» The task:
Say how many lines contain the string "title". Give no other output.

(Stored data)
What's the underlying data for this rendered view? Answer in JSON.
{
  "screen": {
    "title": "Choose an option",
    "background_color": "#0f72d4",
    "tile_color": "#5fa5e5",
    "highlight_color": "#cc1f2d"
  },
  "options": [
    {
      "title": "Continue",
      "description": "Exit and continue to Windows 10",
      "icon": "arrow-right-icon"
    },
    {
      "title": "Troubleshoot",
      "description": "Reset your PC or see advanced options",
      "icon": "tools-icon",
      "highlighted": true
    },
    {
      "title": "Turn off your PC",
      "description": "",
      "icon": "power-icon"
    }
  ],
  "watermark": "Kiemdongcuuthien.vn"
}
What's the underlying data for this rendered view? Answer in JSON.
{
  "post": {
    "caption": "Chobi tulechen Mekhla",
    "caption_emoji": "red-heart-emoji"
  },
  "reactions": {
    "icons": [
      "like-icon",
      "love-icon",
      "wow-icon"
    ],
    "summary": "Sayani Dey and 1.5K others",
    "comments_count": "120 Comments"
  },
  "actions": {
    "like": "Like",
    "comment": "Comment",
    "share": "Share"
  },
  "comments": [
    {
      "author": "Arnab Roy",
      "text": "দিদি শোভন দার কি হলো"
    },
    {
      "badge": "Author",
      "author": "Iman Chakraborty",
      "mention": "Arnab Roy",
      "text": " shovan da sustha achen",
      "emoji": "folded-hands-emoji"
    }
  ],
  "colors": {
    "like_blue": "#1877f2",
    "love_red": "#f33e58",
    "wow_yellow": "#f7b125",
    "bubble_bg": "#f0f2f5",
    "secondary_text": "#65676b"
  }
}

» Answer to the problem:
4